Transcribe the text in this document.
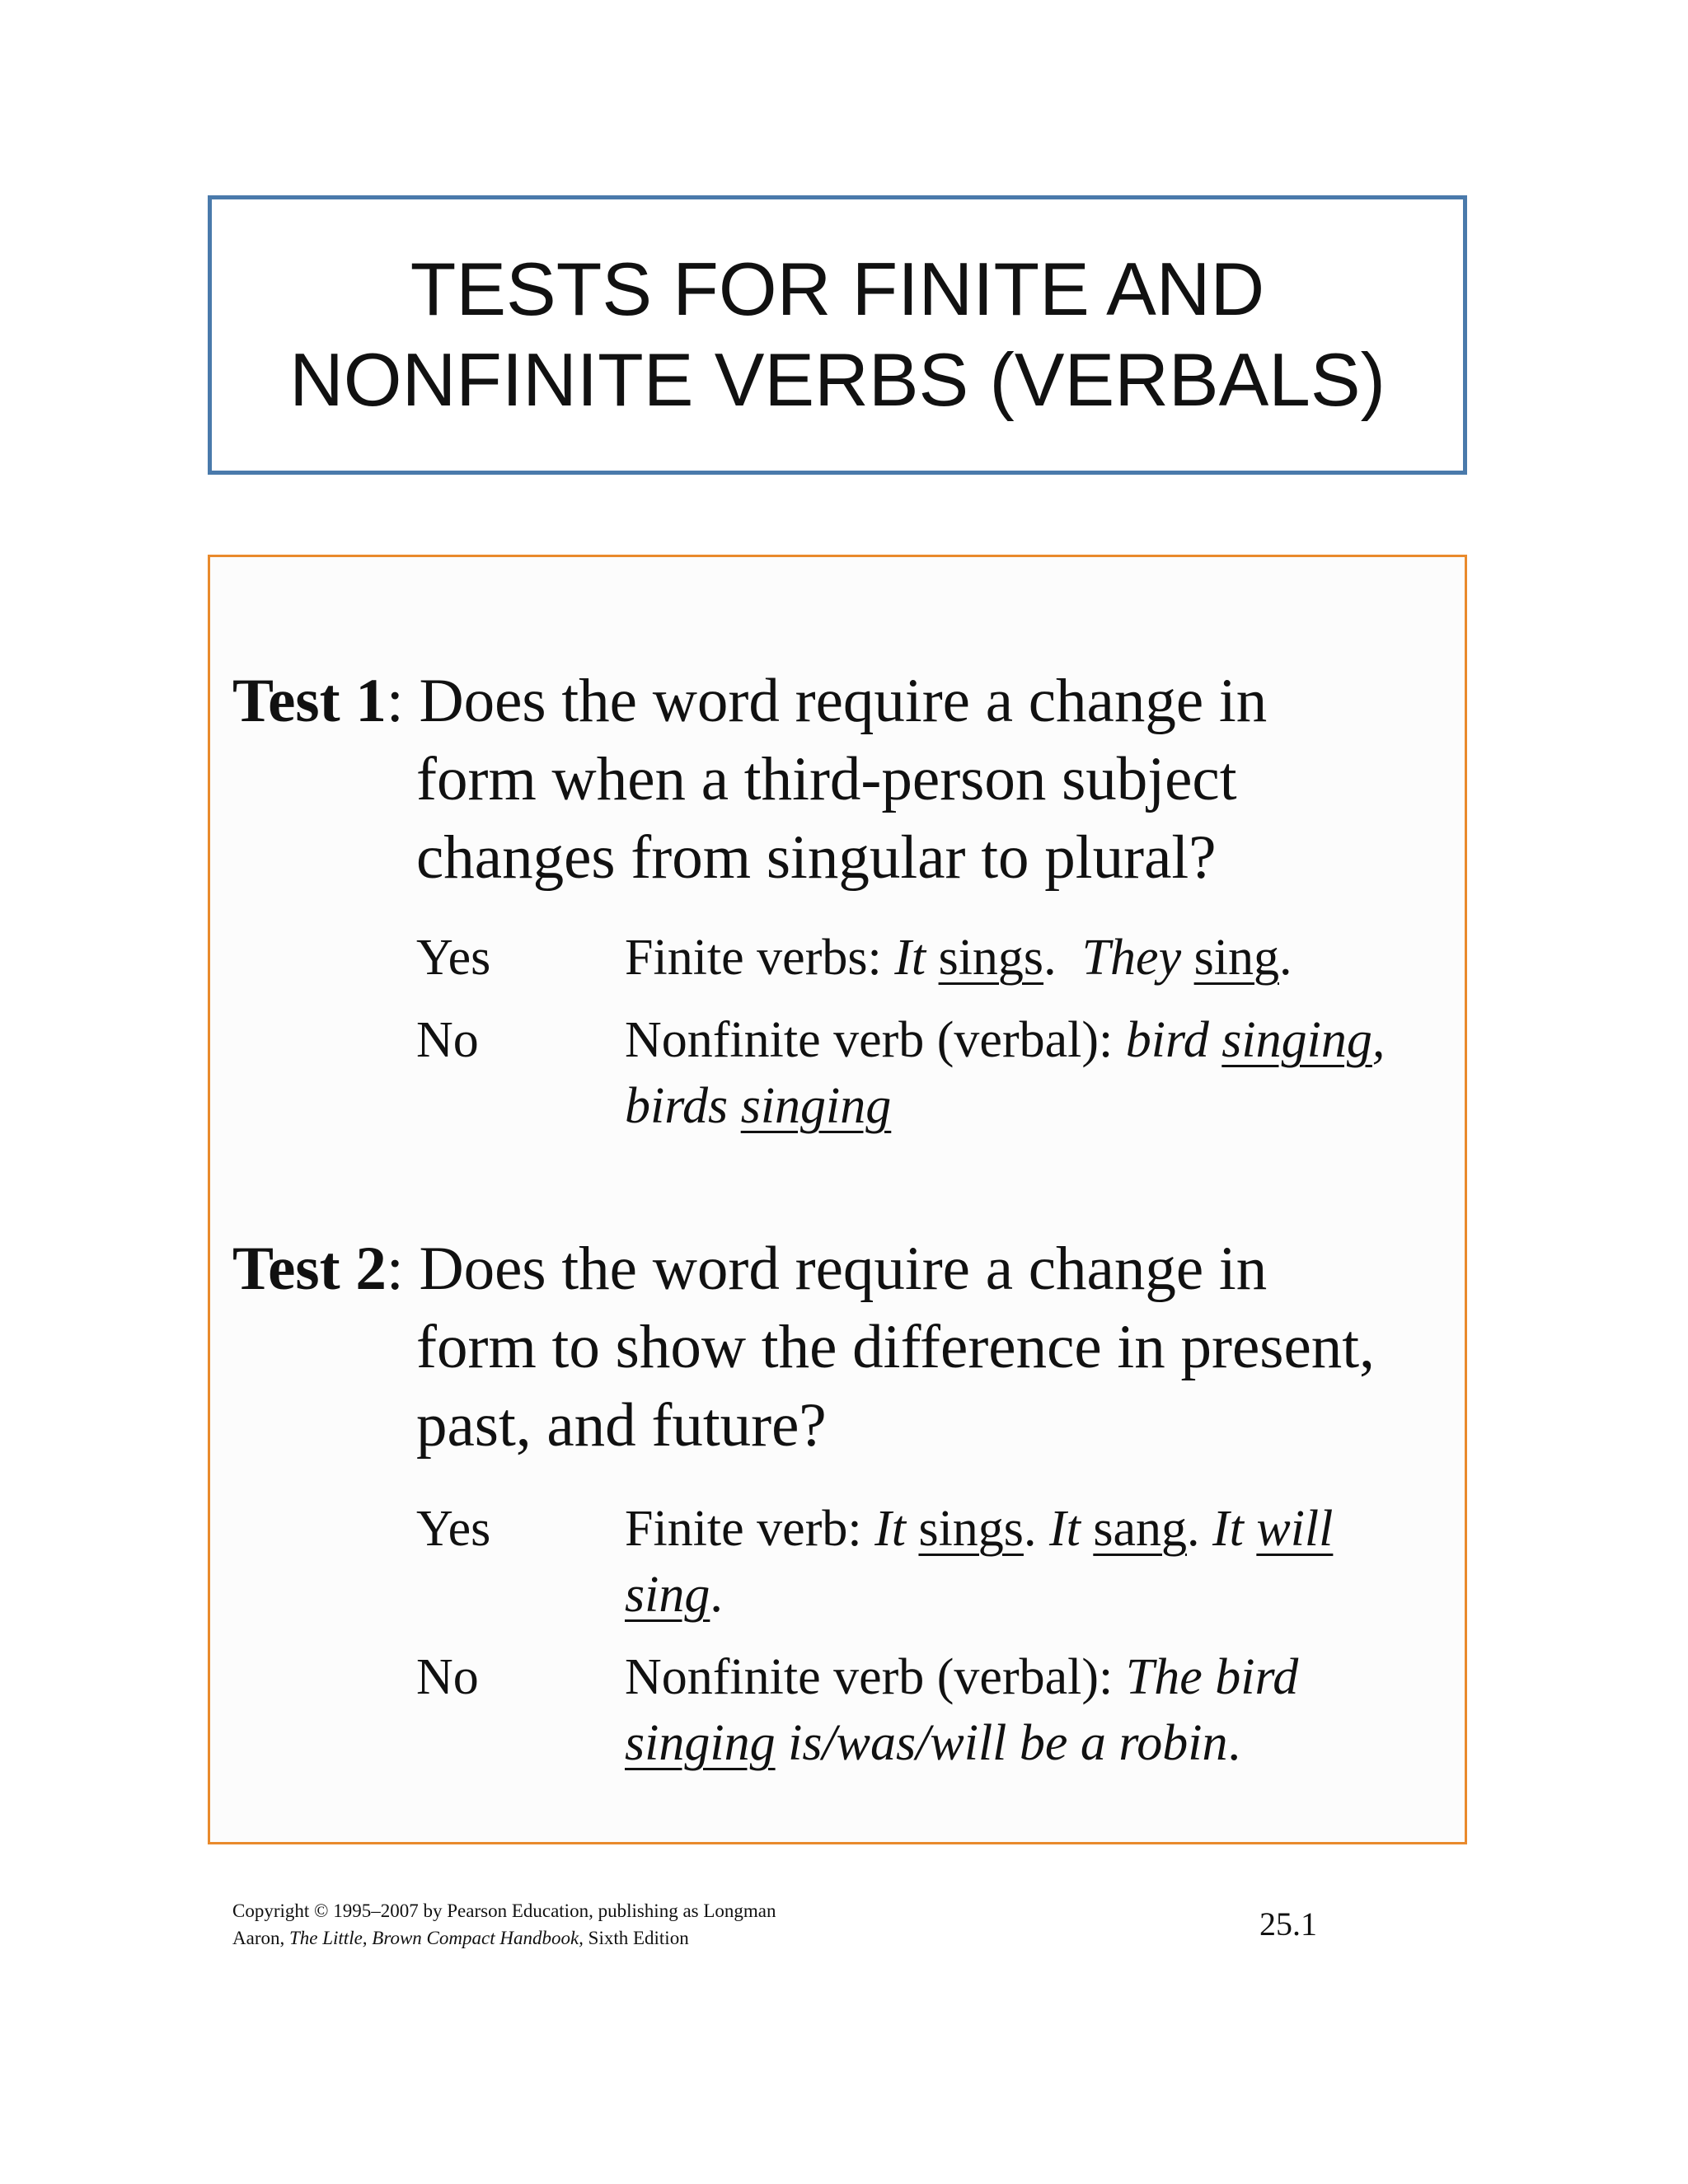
TESTS FOR FINITE AND
NONFINITE VERBS (VERBALS)
Test 1: Does the word require a change in
form when a third-person subject
changes from singular to plural?
Yes	Finite verbs: It sings. They sing.
No	Nonfinite verb (verbal): bird singing,
birds singing
Test 2: Does the word require a change in
form to show the difference in present,
past, and future?
Yes	Finite verb: It sings. It sang. It will
sing.
No	Nonfinite verb (verbal): The bird
singing is/was/will be a robin.
Copyright © 1995–2007 by Pearson Education, publishing as Longman
Aaron, The Little, Brown Compact Handbook, Sixth Edition	25.1
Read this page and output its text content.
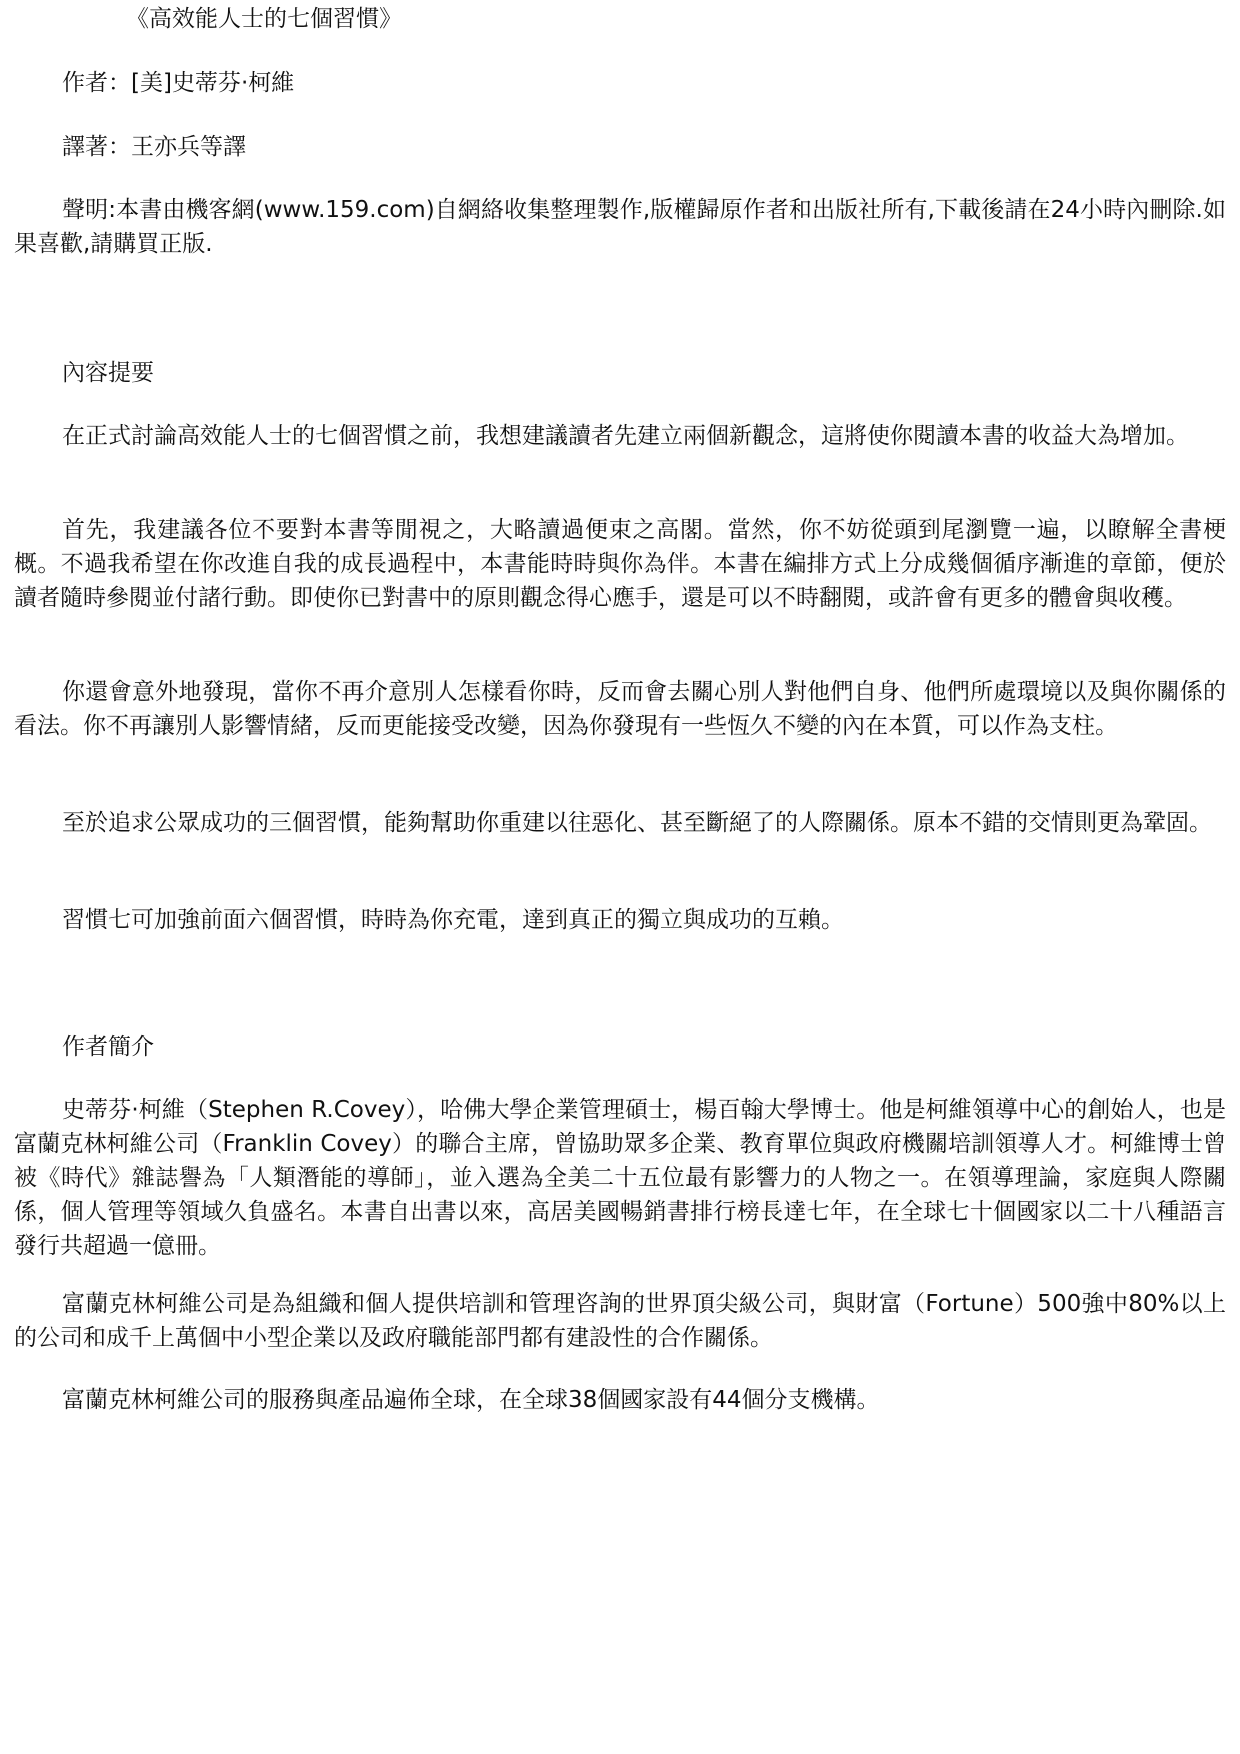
《高效能人士的七個習慣》

作者：[美]史蒂芬·柯維

譯著：王亦兵等譯

聲明:本書由機客網(www.159.com)自網絡收集整理製作,版權歸原作者和出版社所有,下載後請在24小時內刪除.如果喜歡,請購買正版.

內容提要

在正式討論高效能人士的七個習慣之前，我想建議讀者先建立兩個新觀念，這將使你閱讀本書的收益大為增加。

首先，我建議各位不要對本書等閒視之，大略讀過便束之高閣。當然，你不妨從頭到尾瀏覽一遍，以瞭解全書梗概。不過我希望在你改進自我的成長過程中，本書能時時與你為伴。本書在編排方式上分成幾個循序漸進的章節，便於讀者隨時參閱並付諸行動。即使你已對書中的原則觀念得心應手，還是可以不時翻閱，或許會有更多的體會與收穫。

你還會意外地發現，當你不再介意別人怎樣看你時，反而會去關心別人對他們自身、他們所處環境以及與你關係的看法。你不再讓別人影響情緒，反而更能接受改變，因為你發現有一些恆久不變的內在本質，可以作為支柱。

至於追求公眾成功的三個習慣，能夠幫助你重建以往惡化、甚至斷絕了的人際關係。原本不錯的交情則更為鞏固。

習慣七可加強前面六個習慣，時時為你充電，達到真正的獨立與成功的互賴。

作者簡介

史蒂芬·柯維（Stephen R.Covey），哈佛大學企業管理碩士，楊百翰大學博士。他是柯維領導中心的創始人，也是富蘭克林柯維公司（Franklin Covey）的聯合主席，曾協助眾多企業、教育單位與政府機關培訓領導人才。柯維博士曾被《時代》雜誌譽為「人類潛能的導師」，並入選為全美二十五位最有影響力的人物之一。在領導理論，家庭與人際關係，個人管理等領域久負盛名。本書自出書以來，高居美國暢銷書排行榜長達七年，在全球七十個國家以二十八種語言發行共超過一億冊。

富蘭克林柯維公司是為組織和個人提供培訓和管理咨詢的世界頂尖級公司，與財富（Fortune）500強中80%以上的公司和成千上萬個中小型企業以及政府職能部門都有建設性的合作關係。

富蘭克林柯維公司的服務與產品遍佈全球，在全球38個國家設有44個分支機構。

--- What you have to do ---
Gather up, from the records above, each line where the word "require" appears.

--- Output for this task ---
Test 1: Does the word require a change in
Test 2: Does the word require a change in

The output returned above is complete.